#### [TO BE DONE]
Narrow the data below down to the lines containing "thốn".

----

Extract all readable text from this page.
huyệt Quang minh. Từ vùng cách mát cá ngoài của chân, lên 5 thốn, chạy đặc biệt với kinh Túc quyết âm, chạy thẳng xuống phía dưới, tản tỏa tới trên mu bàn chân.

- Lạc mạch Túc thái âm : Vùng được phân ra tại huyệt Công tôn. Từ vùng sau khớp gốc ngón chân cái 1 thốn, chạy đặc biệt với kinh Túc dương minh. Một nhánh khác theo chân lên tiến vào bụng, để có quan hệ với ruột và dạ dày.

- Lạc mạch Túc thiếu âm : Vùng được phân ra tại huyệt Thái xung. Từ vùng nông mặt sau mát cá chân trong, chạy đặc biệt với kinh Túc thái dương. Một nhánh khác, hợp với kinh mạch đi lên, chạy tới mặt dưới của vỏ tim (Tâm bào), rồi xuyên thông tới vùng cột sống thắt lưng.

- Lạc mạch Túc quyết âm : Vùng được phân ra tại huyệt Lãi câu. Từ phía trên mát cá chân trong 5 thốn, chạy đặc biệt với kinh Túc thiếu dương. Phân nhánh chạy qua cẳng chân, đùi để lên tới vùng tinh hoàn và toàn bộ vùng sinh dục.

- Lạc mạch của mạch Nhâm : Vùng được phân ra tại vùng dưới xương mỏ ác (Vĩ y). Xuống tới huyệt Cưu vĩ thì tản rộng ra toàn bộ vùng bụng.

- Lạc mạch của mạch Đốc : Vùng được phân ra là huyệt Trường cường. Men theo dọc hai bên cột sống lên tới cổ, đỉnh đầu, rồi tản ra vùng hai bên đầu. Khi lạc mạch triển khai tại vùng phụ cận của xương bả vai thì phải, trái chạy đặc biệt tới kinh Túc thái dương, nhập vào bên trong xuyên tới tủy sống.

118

----

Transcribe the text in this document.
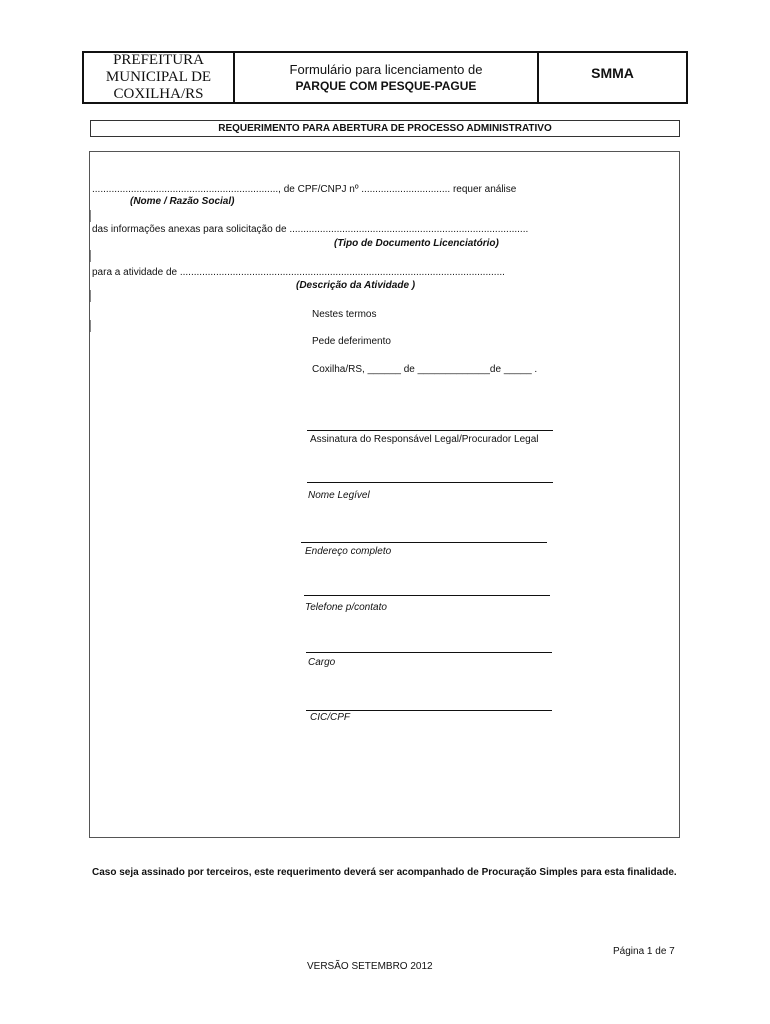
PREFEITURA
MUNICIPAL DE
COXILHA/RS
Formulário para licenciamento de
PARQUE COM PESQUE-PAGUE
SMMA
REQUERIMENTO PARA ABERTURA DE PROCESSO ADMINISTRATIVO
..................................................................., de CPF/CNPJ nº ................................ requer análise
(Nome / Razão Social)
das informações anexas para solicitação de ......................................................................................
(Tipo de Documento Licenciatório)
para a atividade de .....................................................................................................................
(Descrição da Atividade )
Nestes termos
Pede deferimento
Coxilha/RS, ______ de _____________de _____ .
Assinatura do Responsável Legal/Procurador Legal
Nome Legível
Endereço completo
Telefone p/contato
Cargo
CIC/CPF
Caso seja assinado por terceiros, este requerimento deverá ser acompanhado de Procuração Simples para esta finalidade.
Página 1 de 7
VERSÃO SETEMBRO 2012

----

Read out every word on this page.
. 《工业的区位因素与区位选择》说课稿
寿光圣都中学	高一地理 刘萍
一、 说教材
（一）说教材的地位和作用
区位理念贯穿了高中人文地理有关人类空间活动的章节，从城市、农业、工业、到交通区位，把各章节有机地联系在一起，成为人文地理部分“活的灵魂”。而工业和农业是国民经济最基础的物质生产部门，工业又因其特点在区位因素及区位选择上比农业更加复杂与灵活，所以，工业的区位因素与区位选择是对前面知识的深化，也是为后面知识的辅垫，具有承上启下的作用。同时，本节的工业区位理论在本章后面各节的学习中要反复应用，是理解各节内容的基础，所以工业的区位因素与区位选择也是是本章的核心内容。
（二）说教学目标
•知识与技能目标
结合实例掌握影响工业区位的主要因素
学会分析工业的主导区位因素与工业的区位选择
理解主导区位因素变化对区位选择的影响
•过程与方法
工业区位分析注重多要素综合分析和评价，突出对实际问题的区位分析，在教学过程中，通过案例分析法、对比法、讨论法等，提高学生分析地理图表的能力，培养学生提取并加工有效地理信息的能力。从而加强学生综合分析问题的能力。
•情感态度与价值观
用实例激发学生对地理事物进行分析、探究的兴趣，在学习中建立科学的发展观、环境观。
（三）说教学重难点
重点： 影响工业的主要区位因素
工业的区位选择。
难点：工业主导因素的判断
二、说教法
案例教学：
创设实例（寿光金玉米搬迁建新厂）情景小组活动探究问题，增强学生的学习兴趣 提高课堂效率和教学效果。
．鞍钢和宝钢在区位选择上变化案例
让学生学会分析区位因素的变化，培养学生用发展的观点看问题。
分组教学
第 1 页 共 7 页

----

#### [TASK RESPONSE]
huyệt Quang minh. Từ vùng cách mát cá ngoài của chân, lên 5 thốn, chạy đặc biệt với kinh Túc quyết âm, chạy thẳng xuống phía dưới, tản tỏa tới trên mu bàn chân.
- Lạc mạch Túc thái âm : Vùng được phân ra tại huyệt Công tôn. Từ vùng sau khớp gốc ngón chân cái 1 thốn, chạy đặc biệt với kinh Túc dương minh. Một nhánh khác theo chân lên tiến vào bụng, để có quan hệ với ruột và dạ dày.
- Lạc mạch Túc quyết âm : Vùng được phân ra tại huyệt Lãi câu. Từ phía trên mát cá chân trong 5 thốn, chạy đặc biệt với kinh Túc thiếu dương. Phân nhánh chạy qua cẳng chân, đùi để lên tới vùng tinh hoàn và toàn bộ vùng sinh dục.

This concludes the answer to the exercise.